» **PASSAGE GIVEN**
A DAY IN THE BELLY OF DYLAN SHIPTON ‘S OVERPOWERING MOTHER
A couple of Saturdays past, I spent the day in the belly of the overbearing mother. Perhaps that is too abstract, rather I spent the day in the belly of a shipping container. Perhaps still too vague, I feel I should step backwards and address this from a place that bears a greater background!
I was lucky enough to meet one of the co-founders and curators of LIDO, a gallery space in St Leonards adjoining a set of artist studios. From what might appear a modest establishment from the outside, LIDO has an impressively ambitious program of exhibitions, events and commissioned art works which puts pay to the ‘I’d never get the funding’ attitude of the rest of us.
The man in question was Dan Howard-Birt, a painter and curator who – as coincidence would have it, was born in the fair town of Aylesbury where I myself hail from (but we won’t dwell on that as I haven’t yet had a chance to bemoan the delights of the town with Dan himself). The story of our meeting is also irrelevant, apart from to say I was surprised but delighted when I received a call from him asking if I would be able to invigilate part of a show he was involved in as part of Hastings annual Coastal Currents festival.
The project in question very much appealed to my sensibilities and so, without much further of a do, I found myself one Saturday morning in a rather blustery September, walking along the seafront of St Leonards to LIDO and was soon confronted by the structure that would be my home for the day.
The structure in question was the first outdoor sculptural commission by LIDO, created by artist Dylan Shipton and entitled ‘The Overbearing Mother’. LIDO itself is so named because it fronts onto the site of the now grassed over outdoor swimming pool that once proudly boasted its way onto the seafront site. At its conception the original Lido was massive – on a scale only matched by Blackpool’s and sadly, this grandeur was also it’s demise as the eyes of Hastings & St Leonards council were sadly much bigger than the belly of the public prepared to visited.
So now what was once an epic mass of water and bathers is now a large grassed area used mainly by dog walkers and Sunday Strollers. Without the honor of a gallery space now named after it – it would to many, pass completely unnoticed. What remains of the structure are two large concrete platforms, which rise up unannounced from their now inconspicuous surroundings. It is on one of these platforms that The Overbearing Mother sat through the lion share of September.
The sculpture consists of a beached shipping container that is encased in a Day-Glo protuberance on each side. On the west face this forms a sort of veranda that appears as if it has something to announce or present. To the East, a large advertising hoarding reaches up above the container shouting its message to the onlookers of Hastings and the sea beyond. Shipton commissioned Ben Fitton to create the sign for the location, which in barely legible font reads: “The gap that has been left by the departure of / will soon enough make itself felt”. Interestingly and I think intentionally, the banner was loosely fitted and so when a particularly aggressive gust of coastal breeze came along, the words came free of their tetherings and flew out to sea, perhaps to be one day to take on new meaning as they are found by a confused fisherman.
The sculpture is perhaps a comment on the changing use of space and surroundings. The whole structure emerging from one of the few remaining aspects of the Lido to still exist and the advertising hoarding itself paying testament to considerations on how, as our landscape changes, and perhaps when things that were once important are removed or replaced, we only then become fully aware of their impact, resonance and relevance in our environment.

» **LIST OF TASKS**
[a] Answer these questions using the passage about the sculpture The Overbearing Mother:
(i) In which town was Dan Howard-Birt born?
(ii) Whom did Shipton commission to create the sign?
(iii) Who mainly uses the grassed area where the Lido pool once stood?
[b] Write out the rows word for word, from the first row up to and including the line with "text block: orange: you".
The passage above and the rows that follow have no connection to each other.

Data listing:
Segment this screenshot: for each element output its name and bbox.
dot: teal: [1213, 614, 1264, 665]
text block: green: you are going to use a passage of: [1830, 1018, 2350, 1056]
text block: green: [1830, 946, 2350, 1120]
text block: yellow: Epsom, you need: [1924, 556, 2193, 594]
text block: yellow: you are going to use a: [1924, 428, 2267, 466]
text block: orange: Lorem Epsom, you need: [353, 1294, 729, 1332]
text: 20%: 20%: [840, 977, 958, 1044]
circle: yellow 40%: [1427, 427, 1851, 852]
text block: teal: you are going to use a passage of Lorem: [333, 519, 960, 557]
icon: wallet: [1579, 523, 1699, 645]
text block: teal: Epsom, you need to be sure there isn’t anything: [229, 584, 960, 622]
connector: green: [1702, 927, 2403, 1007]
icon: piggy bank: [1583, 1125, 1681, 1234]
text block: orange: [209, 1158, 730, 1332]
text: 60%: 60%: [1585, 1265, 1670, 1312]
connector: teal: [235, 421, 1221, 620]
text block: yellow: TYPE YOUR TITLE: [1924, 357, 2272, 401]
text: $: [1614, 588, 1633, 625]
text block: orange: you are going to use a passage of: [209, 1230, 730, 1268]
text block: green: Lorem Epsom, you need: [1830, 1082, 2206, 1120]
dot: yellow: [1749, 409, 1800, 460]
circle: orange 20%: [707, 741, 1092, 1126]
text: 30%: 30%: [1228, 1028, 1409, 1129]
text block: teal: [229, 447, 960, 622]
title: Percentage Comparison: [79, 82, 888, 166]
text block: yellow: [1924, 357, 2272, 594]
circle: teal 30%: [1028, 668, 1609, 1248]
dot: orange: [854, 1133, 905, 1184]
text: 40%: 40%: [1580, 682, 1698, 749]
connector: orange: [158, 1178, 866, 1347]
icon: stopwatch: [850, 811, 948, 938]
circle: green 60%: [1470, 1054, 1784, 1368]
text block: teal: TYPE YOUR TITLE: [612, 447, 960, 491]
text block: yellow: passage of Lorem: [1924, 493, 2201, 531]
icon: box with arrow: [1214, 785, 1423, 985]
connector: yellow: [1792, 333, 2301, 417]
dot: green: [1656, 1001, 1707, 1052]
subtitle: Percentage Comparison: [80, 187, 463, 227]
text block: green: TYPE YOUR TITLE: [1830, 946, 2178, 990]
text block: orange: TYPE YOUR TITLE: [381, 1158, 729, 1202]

» **SOLUTION SET**
[a]
(i) Aylesbury
(ii) Ben Fitton
(iii) Dog walkers and Sunday Strollers

[b]
Segment this screenshot: for each element output its name and bbox.
dot: teal: [1213, 614, 1264, 665]
text block: green: you are going to use a passage of: [1830, 1018, 2350, 1056]
text block: green: [1830, 946, 2350, 1120]
text block: yellow: Epsom, you need: [1924, 556, 2193, 594]
text block: yellow: you are going to use a: [1924, 428, 2267, 466]
text block: orange: Lorem Epsom, you need: [353, 1294, 729, 1332]
text: 20%: 20%: [840, 977, 958, 1044]
circle: yellow 40%: [1427, 427, 1851, 852]
text block: teal: you are going to use a passage of Lorem: [333, 519, 960, 557]
icon: wallet: [1579, 523, 1699, 645]
text block: teal: Epsom, you need to be sure there isn’t anything: [229, 584, 960, 622]
connector: green: [1702, 927, 2403, 1007]
icon: piggy bank: [1583, 1125, 1681, 1234]
text block: orange: [209, 1158, 730, 1332]
text: 60%: 60%: [1585, 1265, 1670, 1312]
connector: teal: [235, 421, 1221, 620]
text block: yellow: TYPE YOUR TITLE: [1924, 357, 2272, 401]
text: $: [1614, 588, 1633, 625]
text block: orange: you are going to use a passage of: [209, 1230, 730, 1268]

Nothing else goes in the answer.